= DATA SHOWN =
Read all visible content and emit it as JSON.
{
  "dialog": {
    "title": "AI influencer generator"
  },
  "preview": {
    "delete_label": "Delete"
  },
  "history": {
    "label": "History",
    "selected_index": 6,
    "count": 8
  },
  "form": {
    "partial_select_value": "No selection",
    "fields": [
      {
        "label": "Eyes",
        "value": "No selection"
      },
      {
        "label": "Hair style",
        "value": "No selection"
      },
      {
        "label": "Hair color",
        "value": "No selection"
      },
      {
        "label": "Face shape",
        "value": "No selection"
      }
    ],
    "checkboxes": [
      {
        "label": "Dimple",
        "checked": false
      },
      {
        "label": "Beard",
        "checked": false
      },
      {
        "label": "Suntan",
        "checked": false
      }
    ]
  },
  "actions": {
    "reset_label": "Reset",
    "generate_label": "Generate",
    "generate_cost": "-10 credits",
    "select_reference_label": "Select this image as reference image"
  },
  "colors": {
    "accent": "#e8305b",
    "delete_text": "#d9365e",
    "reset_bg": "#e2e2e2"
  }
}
...
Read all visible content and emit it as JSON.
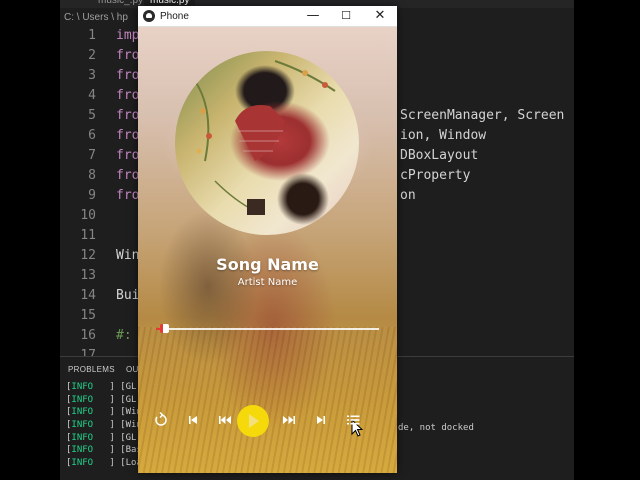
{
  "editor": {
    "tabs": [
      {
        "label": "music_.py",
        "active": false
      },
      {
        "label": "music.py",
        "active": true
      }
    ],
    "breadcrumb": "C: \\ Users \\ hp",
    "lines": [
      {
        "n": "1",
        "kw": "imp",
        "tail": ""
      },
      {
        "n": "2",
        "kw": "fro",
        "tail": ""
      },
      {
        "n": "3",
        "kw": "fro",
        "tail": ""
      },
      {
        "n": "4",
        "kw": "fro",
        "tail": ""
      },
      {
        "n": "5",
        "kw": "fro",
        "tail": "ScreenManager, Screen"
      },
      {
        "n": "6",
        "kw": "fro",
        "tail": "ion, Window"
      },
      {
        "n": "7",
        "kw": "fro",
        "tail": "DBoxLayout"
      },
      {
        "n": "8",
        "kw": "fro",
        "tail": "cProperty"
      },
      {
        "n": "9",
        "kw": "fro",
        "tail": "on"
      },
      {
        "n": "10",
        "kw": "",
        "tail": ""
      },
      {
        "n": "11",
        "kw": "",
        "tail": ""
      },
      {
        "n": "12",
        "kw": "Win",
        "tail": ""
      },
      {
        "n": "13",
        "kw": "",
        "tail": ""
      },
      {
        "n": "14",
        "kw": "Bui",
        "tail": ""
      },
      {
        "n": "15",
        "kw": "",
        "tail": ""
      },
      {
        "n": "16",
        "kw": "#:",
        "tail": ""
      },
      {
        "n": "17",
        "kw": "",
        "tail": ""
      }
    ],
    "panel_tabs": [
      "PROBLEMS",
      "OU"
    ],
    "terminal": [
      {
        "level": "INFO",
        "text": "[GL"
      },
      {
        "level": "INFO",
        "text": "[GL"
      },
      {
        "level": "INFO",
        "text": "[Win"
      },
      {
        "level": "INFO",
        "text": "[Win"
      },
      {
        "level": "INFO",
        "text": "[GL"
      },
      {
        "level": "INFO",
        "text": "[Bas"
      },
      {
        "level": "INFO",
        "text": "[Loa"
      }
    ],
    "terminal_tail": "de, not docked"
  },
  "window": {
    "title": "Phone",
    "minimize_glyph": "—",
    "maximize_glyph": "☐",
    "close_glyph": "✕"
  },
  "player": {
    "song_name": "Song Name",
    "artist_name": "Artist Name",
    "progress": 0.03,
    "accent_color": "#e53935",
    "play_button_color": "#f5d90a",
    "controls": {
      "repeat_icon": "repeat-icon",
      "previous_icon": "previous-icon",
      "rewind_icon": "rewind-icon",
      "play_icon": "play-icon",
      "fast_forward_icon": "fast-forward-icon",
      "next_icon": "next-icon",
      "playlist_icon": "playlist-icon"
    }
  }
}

= PROBLEM TO SOLVE =
Only the number is wanted: how many lines in the preceding entries hold the string "title"?

= SOLVED EXERCISE =
2